Copy every record word for word.

Stored data entries:
•••
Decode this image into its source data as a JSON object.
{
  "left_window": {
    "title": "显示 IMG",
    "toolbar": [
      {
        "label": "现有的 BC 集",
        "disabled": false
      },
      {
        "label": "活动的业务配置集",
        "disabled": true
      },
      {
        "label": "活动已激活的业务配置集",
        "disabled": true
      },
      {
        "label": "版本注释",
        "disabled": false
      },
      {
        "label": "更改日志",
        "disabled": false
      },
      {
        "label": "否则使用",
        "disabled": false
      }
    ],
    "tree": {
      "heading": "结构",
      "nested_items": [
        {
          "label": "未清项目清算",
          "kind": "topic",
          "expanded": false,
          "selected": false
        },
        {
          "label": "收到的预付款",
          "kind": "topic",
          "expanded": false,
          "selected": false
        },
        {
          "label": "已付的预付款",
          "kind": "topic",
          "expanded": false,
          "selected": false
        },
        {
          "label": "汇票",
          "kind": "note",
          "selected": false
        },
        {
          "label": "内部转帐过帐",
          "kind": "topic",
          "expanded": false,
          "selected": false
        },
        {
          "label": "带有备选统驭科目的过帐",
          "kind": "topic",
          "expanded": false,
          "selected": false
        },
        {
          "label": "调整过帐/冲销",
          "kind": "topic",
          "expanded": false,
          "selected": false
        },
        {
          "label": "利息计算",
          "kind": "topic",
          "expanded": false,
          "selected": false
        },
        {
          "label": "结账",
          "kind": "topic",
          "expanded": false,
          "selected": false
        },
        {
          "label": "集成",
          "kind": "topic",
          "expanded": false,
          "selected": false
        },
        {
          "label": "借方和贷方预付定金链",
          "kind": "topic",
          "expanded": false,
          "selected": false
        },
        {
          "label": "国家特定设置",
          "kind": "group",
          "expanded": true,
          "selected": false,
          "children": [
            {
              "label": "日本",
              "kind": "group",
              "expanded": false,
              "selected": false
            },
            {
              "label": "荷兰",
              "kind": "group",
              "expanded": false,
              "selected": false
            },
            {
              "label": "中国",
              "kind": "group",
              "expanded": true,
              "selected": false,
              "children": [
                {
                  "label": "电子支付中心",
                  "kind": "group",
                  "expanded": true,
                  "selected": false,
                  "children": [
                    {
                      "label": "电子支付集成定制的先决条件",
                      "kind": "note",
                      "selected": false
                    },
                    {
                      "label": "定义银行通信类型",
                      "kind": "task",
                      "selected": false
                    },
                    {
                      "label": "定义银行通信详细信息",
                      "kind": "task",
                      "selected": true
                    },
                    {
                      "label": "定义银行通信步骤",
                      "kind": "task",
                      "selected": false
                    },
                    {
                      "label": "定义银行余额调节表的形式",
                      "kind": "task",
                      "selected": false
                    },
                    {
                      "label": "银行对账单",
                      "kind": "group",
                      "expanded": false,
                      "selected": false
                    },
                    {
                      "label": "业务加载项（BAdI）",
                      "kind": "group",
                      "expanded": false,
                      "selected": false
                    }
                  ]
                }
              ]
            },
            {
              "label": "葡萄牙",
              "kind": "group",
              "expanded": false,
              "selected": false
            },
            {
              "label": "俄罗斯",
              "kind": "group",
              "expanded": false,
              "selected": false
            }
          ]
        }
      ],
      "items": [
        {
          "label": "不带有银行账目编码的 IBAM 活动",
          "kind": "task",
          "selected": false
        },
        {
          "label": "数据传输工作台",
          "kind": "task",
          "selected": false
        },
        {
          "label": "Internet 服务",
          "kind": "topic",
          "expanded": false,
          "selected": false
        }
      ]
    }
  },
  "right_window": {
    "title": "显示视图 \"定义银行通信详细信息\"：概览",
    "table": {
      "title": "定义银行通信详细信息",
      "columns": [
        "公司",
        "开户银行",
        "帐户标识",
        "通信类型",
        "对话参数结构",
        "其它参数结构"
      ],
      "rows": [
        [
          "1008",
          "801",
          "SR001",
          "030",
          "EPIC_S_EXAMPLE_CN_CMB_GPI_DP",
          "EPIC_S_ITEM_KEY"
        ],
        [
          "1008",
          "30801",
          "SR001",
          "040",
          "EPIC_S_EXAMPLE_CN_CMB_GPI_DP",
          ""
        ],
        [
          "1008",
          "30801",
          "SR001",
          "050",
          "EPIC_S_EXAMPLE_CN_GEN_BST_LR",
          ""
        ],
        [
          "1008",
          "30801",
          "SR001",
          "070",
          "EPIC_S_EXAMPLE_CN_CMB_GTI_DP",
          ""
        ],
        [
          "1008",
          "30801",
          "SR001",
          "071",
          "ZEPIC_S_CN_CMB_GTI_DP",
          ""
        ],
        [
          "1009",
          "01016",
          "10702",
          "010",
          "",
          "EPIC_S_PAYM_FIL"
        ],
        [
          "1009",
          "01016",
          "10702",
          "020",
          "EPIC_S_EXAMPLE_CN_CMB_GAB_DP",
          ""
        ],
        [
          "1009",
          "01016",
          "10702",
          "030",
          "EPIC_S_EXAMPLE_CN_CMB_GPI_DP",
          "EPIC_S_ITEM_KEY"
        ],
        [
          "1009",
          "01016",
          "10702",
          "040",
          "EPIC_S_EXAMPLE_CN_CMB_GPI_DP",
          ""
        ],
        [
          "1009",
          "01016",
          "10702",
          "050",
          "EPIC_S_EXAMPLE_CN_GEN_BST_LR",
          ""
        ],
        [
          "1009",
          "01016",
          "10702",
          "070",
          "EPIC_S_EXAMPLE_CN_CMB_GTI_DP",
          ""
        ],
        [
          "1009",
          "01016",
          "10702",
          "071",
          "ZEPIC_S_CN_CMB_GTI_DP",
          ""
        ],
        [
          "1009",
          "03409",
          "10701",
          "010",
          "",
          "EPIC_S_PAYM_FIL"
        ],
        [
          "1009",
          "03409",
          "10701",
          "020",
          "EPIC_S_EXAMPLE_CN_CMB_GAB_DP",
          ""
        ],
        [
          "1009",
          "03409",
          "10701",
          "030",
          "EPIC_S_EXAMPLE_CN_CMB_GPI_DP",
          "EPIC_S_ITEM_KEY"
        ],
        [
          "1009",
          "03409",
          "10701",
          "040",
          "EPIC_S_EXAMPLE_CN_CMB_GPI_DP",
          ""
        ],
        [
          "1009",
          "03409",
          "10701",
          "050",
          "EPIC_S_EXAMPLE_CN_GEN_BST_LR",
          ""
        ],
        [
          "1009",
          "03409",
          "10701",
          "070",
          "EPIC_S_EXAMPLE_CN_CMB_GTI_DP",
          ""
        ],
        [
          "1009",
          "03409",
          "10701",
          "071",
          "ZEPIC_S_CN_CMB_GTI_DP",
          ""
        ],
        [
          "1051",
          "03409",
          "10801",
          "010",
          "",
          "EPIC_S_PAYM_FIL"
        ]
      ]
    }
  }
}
•••
> [The completed task]:
Decode this image into its source data as a JSON object.
{
  "left_window": {
    "title": "显示 IMG",
    "toolbar": [
      {
        "label": "现有的 BC 集",
        "disabled": false
      },
      {
        "label": "活动的业务配置集",
        "disabled": true
      },
      {
        "label": "活动已激活的业务配置集",
        "disabled": true
      },
      {
        "label": "版本注释",
        "disabled": false
      },
      {
        "label": "更改日志",
        "disabled": false
      },
      {
        "label": "否则使用",
        "disabled": false
      }
    ],
    "tree": {
      "heading": "结构",
      "nested_items": [
        {
          "label": "未清项目清算",
          "kind": "topic",
          "expanded": false,
          "selected": false
        },
        {
          "label": "收到的预付款",
          "kind": "topic",
          "expanded": false,
          "selected": false
        },
        {
          "label": "已付的预付款",
          "kind": "topic",
          "expanded": false,
          "selected": false
        },
        {
          "label": "汇票",
          "kind": "note",
          "selected": false
        },
        {
          "label": "内部转帐过帐",
          "kind": "topic",
          "expanded": false,
          "selected": false
        },
        {
          "label": "带有备选统驭科目的过帐",
          "kind": "topic",
          "expanded": false,
          "selected": false
        },
        {
          "label": "调整过帐/冲销",
          "kind": "topic",
          "expanded": false,
          "selected": false
        },
        {
          "label": "利息计算",
          "kind": "topic",
          "expanded": false,
          "selected": false
        },
        {
          "label": "结账",
          "kind": "topic",
          "expanded": false,
          "selected": false
        },
        {
          "label": "集成",
          "kind": "topic",
          "expanded": false,
          "selected": false
        },
        {
          "label": "借方和贷方预付定金链",
          "kind": "topic",
          "expanded": false,
          "selected": false
        },
        {
          "label": "国家特定设置",
          "kind": "group",
          "expanded": true,
          "selected": false,
          "children": [
            {
              "label": "日本",
              "kind": "group",
              "expanded": false,
              "selected": false
            },
            {
              "label": "荷兰",
              "kind": "group",
              "expanded": false,
              "selected": false
            },
            {
              "label": "中国",
              "kind": "group",
              "expanded": true,
              "selected": false,
              "children": [
                {
                  "label": "电子支付中心",
                  "kind": "group",
                  "expanded": true,
                  "selected": false,
                  "children": [
                    {
                      "label": "电子支付集成定制的先决条件",
                      "kind": "note",
                      "selected": false
                    },
                    {
                      "label": "定义银行通信类型",
                      "kind": "task",
                      "selected": false
                    },
                    {
                      "label": "定义银行通信详细信息",
                      "kind": "task",
                      "selected": true
                    },
                    {
                      "label": "定义银行通信步骤",
                      "kind": "task",
                      "selected": false
                    },
                    {
                      "label": "定义银行余额调节表的形式",
                      "kind": "task",
                      "selected": false
                    },
                    {
                      "label": "银行对账单",
                      "kind": "group",
                      "expanded": false,
                      "selected": false
                    },
                    {
                      "label": "业务加载项（BAdI）",
                      "kind": "group",
                      "expanded": false,
                      "selected": false
                    }
                  ]
                }
              ]
            },
            {
              "label": "葡萄牙",
              "kind": "group",
              "expanded": false,
              "selected": false
            },
            {
              "label": "俄罗斯",
              "kind": "group",
              "expanded": false,
              "selected": false
            }
          ]
        }
      ],
      "items": [
        {
          "label": "不带有银行账目编码的 IBAM 活动",
          "kind": "task",
          "selected": false
        },
        {
          "label": "数据传输工作台",
          "kind": "task",
          "selected": false
        },
        {
          "label": "Internet 服务",
          "kind": "topic",
          "expanded": false,
          "selected": false
        }
      ]
    }
  },
  "right_window": {
    "title": "显示视图 \"定义银行通信详细信息\"：概览",
    "table": {
      "title": "定义银行通信详细信息",
      "columns": [
        "公司",
        "开户银行",
        "帐户标识",
        "通信类型",
        "对话参数结构",
        "其它参数结构"
      ],
      "rows": [
        [
          "1008",
          "801",
          "SR001",
          "030",
          "EPIC_S_EXAMPLE_CN_CMB_GPI_DP",
          "EPIC_S_ITEM_KEY"
        ],
        [
          "1008",
          "30801",
          "SR001",
          "040",
          "EPIC_S_EXAMPLE_CN_CMB_GPI_DP",
          ""
        ],
        [
          "1008",
          "30801",
          "SR001",
          "050",
          "EPIC_S_EXAMPLE_CN_GEN_BST_LR",
          ""
        ],
        [
          "1008",
          "30801",
          "SR001",
          "070",
          "EPIC_S_EXAMPLE_CN_CMB_GTI_DP",
          ""
        ],
        [
          "1008",
          "30801",
          "SR001",
          "071",
          "ZEPIC_S_CN_CMB_GTI_DP",
          ""
        ],
        [
          "1009",
          "01016",
          "10702",
          "010",
          "",
          "EPIC_S_PAYM_FIL"
        ],
        [
          "1009",
          "01016",
          "10702",
          "020",
          "EPIC_S_EXAMPLE_CN_CMB_GAB_DP",
          ""
        ],
        [
          "1009",
          "01016",
          "10702",
          "030",
          "EPIC_S_EXAMPLE_CN_CMB_GPI_DP",
          "EPIC_S_ITEM_KEY"
        ],
        [
          "1009",
          "01016",
          "10702",
          "040",
          "EPIC_S_EXAMPLE_CN_CMB_GPI_DP",
          ""
        ],
        [
          "1009",
          "01016",
          "10702",
          "050",
          "EPIC_S_EXAMPLE_CN_GEN_BST_LR",
          ""
        ],
        [
          "1009",
          "01016",
          "10702",
          "070",
          "EPIC_S_EXAMPLE_CN_CMB_GTI_DP",
          ""
        ],
        [
          "1009",
          "01016",
          "10702",
          "071",
          "ZEPIC_S_CN_CMB_GTI_DP",
          ""
        ],
        [
          "1009",
          "03409",
          "10701",
          "010",
          "",
          "EPIC_S_PAYM_FIL"
        ],
        [
          "1009",
          "03409",
          "10701",
          "020",
          "EPIC_S_EXAMPLE_CN_CMB_GAB_DP",
          ""
        ],
        [
          "1009",
          "03409",
          "10701",
          "030",
          "EPIC_S_EXAMPLE_CN_CMB_GPI_DP",
          "EPIC_S_ITEM_KEY"
        ],
        [
          "1009",
          "03409",
          "10701",
          "040",
          "EPIC_S_EXAMPLE_CN_CMB_GPI_DP",
          ""
        ],
        [
          "1009",
          "03409",
          "10701",
          "050",
          "EPIC_S_EXAMPLE_CN_GEN_BST_LR",
          ""
        ],
        [
          "1009",
          "03409",
          "10701",
          "070",
          "EPIC_S_EXAMPLE_CN_CMB_GTI_DP",
          ""
        ],
        [
          "1009",
          "03409",
          "10701",
          "071",
          "ZEPIC_S_CN_CMB_GTI_DP",
          ""
        ],
        [
          "1051",
          "03409",
          "10801",
          "010",
          "",
          "EPIC_S_PAYM_FIL"
        ]
      ]
    }
  }
}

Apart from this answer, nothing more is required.